**WHAT YOU ARE ASKED TO DO**. Give back the whole listing exactly as shown.

━━━ SOURCE MATERIAL

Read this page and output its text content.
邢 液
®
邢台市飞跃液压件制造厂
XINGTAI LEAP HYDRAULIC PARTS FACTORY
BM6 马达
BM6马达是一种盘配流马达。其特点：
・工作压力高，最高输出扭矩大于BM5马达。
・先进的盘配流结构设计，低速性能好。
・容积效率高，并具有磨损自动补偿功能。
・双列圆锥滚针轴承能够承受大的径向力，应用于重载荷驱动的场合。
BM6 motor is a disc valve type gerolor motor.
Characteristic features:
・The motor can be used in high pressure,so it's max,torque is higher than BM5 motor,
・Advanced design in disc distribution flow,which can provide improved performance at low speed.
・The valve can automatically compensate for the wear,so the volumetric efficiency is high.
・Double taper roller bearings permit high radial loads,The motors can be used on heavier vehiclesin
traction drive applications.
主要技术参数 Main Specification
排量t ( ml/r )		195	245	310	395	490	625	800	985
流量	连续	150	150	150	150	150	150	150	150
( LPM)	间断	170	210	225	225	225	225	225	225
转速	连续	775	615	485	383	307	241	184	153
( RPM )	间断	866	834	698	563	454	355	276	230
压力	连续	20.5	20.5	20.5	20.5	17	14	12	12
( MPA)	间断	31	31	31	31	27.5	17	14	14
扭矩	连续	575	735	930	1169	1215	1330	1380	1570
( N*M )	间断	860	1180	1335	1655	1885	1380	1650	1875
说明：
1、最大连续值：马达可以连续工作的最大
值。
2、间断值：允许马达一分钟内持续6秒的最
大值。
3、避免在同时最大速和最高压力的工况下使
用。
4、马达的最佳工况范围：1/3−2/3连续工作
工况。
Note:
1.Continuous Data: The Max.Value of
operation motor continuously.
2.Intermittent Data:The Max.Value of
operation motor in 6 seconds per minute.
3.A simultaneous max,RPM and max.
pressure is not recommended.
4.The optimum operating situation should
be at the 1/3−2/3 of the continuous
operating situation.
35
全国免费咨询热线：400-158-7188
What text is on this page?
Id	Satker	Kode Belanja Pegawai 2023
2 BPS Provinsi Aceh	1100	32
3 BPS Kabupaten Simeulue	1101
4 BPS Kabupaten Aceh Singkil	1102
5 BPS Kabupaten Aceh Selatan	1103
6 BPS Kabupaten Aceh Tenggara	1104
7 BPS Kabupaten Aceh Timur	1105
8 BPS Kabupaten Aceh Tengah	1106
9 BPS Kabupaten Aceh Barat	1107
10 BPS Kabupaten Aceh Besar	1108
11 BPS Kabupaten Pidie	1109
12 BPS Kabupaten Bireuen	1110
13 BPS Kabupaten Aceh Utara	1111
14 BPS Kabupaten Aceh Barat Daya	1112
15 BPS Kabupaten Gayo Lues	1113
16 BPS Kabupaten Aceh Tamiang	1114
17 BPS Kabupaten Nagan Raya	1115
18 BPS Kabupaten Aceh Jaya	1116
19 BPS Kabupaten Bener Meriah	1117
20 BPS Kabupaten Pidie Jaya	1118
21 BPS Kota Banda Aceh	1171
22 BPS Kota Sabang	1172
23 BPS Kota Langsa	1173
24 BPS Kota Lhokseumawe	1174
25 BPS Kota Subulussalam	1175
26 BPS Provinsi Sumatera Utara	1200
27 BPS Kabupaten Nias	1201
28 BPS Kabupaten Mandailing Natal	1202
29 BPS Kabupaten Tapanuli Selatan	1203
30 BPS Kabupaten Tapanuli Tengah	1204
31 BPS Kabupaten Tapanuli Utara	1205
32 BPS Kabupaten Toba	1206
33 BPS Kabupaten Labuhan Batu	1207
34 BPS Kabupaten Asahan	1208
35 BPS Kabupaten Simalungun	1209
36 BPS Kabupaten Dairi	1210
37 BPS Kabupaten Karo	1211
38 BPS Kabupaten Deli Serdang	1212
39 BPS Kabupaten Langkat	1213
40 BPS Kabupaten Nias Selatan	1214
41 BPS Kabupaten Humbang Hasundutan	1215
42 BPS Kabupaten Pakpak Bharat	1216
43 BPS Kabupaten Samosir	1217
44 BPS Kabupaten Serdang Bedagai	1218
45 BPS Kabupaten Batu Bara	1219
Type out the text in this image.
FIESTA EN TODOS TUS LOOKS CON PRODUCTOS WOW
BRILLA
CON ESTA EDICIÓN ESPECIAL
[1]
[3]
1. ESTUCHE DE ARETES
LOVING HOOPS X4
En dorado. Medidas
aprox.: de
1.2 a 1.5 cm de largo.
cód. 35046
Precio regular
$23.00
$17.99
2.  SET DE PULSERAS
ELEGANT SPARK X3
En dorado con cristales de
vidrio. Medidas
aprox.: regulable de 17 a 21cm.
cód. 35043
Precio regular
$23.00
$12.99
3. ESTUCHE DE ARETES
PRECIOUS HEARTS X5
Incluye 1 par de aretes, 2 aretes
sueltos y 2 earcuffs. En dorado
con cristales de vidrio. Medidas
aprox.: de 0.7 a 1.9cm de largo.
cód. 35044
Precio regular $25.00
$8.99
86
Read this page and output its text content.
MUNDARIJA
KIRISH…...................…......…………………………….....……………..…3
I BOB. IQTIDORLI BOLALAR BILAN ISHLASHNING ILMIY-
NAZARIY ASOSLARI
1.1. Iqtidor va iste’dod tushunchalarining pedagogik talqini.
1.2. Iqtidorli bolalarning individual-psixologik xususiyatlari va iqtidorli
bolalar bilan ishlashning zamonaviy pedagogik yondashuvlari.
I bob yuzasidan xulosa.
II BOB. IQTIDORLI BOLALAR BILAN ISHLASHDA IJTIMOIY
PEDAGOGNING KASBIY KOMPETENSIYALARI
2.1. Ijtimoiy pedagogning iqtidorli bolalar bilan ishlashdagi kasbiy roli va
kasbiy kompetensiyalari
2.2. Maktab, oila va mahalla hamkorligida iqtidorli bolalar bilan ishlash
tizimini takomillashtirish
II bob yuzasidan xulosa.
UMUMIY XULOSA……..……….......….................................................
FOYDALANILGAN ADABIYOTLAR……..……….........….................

━━━━━━

**ANSWER BELOW**.
Read this page and output its text content.
邢 液
®
邢台市飞跃液压件制造厂
XINGTAI LEAP HYDRAULIC PARTS FACTORY
BM6 马达
BM6马达是一种盘配流马达。其特点：
・工作压力高，最高输出扭矩大于BM5马达。
・先进的盘配流结构设计，低速性能好。
・容积效率高，并具有磨损自动补偿功能。
・双列圆锥滚针轴承能够承受大的径向力，应用于重载荷驱动的场合。
BM6 motor is a disc valve type gerolor motor.
Characteristic features:
・The motor can be used in high pressure,so it's max,torque is higher than BM5 motor,
・Advanced design in disc distribution flow,which can provide improved performance at low speed.
・The valve can automatically compensate for the wear,so the volumetric efficiency is high.
・Double taper roller bearings permit high radial loads,The motors can be used on heavier vehiclesin
traction drive applications.
主要技术参数 Main Specification
排量t ( ml/r )		195	245	310	395	490	625	800	985
流量	连续	150	150	150	150	150	150	150	150
( LPM)	间断	170	210	225	225	225	225	225	225
转速	连续	775	615	485	383	307	241	184	153
( RPM )	间断	866	834	698	563	454	355	276	230
压力	连续	20.5	20.5	20.5	20.5	17	14	12	12
( MPA)	间断	31	31	31	31	27.5	17	14	14
扭矩	连续	575	735	930	1169	1215	1330	1380	1570
( N*M )	间断	860	1180	1335	1655	1885	1380	1650	1875
说明：
1、最大连续值：马达可以连续工作的最大
值。
2、间断值：允许马达一分钟内持续6秒的最
大值。
3、避免在同时最大速和最高压力的工况下使
用。
4、马达的最佳工况范围：1/3−2/3连续工作
工况。
Note:
1.Continuous Data: The Max.Value of
operation motor continuously.
2.Intermittent Data:The Max.Value of
operation motor in 6 seconds per minute.
3.A simultaneous max,RPM and max.
pressure is not recommended.
4.The optimum operating situation should
be at the 1/3−2/3 of the continuous
operating situation.
35
全国免费咨询热线：400-158-7188
What text is on this page?
Id	Satker	Kode Belanja Pegawai 2023
2 BPS Provinsi Aceh	1100	32
3 BPS Kabupaten Simeulue	1101
4 BPS Kabupaten Aceh Singkil	1102
5 BPS Kabupaten Aceh Selatan	1103
6 BPS Kabupaten Aceh Tenggara	1104
7 BPS Kabupaten Aceh Timur	1105
8 BPS Kabupaten Aceh Tengah	1106
9 BPS Kabupaten Aceh Barat	1107
10 BPS Kabupaten Aceh Besar	1108
11 BPS Kabupaten Pidie	1109
12 BPS Kabupaten Bireuen	1110
13 BPS Kabupaten Aceh Utara	1111
14 BPS Kabupaten Aceh Barat Daya	1112
15 BPS Kabupaten Gayo Lues	1113
16 BPS Kabupaten Aceh Tamiang	1114
17 BPS Kabupaten Nagan Raya	1115
18 BPS Kabupaten Aceh Jaya	1116
19 BPS Kabupaten Bener Meriah	1117
20 BPS Kabupaten Pidie Jaya	1118
21 BPS Kota Banda Aceh	1171
22 BPS Kota Sabang	1172
23 BPS Kota Langsa	1173
24 BPS Kota Lhokseumawe	1174
25 BPS Kota Subulussalam	1175
26 BPS Provinsi Sumatera Utara	1200
27 BPS Kabupaten Nias	1201
28 BPS Kabupaten Mandailing Natal	1202
29 BPS Kabupaten Tapanuli Selatan	1203
30 BPS Kabupaten Tapanuli Tengah	1204
31 BPS Kabupaten Tapanuli Utara	1205
32 BPS Kabupaten Toba	1206
33 BPS Kabupaten Labuhan Batu	1207
34 BPS Kabupaten Asahan	1208
35 BPS Kabupaten Simalungun	1209
36 BPS Kabupaten Dairi	1210
37 BPS Kabupaten Karo	1211
38 BPS Kabupaten Deli Serdang	1212
39 BPS Kabupaten Langkat	1213
40 BPS Kabupaten Nias Selatan	1214
41 BPS Kabupaten Humbang Hasundutan	1215
42 BPS Kabupaten Pakpak Bharat	1216
43 BPS Kabupaten Samosir	1217
44 BPS Kabupaten Serdang Bedagai	1218
45 BPS Kabupaten Batu Bara	1219
Type out the text in this image.
FIESTA EN TODOS TUS LOOKS CON PRODUCTOS WOW
BRILLA
CON ESTA EDICIÓN ESPECIAL
[1]
[3]
1. ESTUCHE DE ARETES
LOVING HOOPS X4
En dorado. Medidas
aprox.: de
1.2 a 1.5 cm de largo.
cód. 35046
Precio regular
$23.00
$17.99
2.  SET DE PULSERAS
ELEGANT SPARK X3
En dorado con cristales de
vidrio. Medidas
aprox.: regulable de 17 a 21cm.
cód. 35043
Precio regular
$23.00
$12.99
3. ESTUCHE DE ARETES
PRECIOUS HEARTS X5
Incluye 1 par de aretes, 2 aretes
sueltos y 2 earcuffs. En dorado
con cristales de vidrio. Medidas
aprox.: de 0.7 a 1.9cm de largo.
cód. 35044
Precio regular $25.00
$8.99
86
Read this page and output its text content.
MUNDARIJA
KIRISH…...................…......…………………………….....……………..…3
I BOB. IQTIDORLI BOLALAR BILAN ISHLASHNING ILMIY-
NAZARIY ASOSLARI
1.1. Iqtidor va iste’dod tushunchalarining pedagogik talqini.
1.2. Iqtidorli bolalarning individual-psixologik xususiyatlari va iqtidorli
bolalar bilan ishlashning zamonaviy pedagogik yondashuvlari.
I bob yuzasidan xulosa.
II BOB. IQTIDORLI BOLALAR BILAN ISHLASHDA IJTIMOIY
PEDAGOGNING KASBIY KOMPETENSIYALARI
2.1. Ijtimoiy pedagogning iqtidorli bolalar bilan ishlashdagi kasbiy roli va
kasbiy kompetensiyalari
2.2. Maktab, oila va mahalla hamkorligida iqtidorli bolalar bilan ishlash
tizimini takomillashtirish
II bob yuzasidan xulosa.
UMUMIY XULOSA……..……….......….................................................
FOYDALANILGAN ADABIYOTLAR……..……….........….................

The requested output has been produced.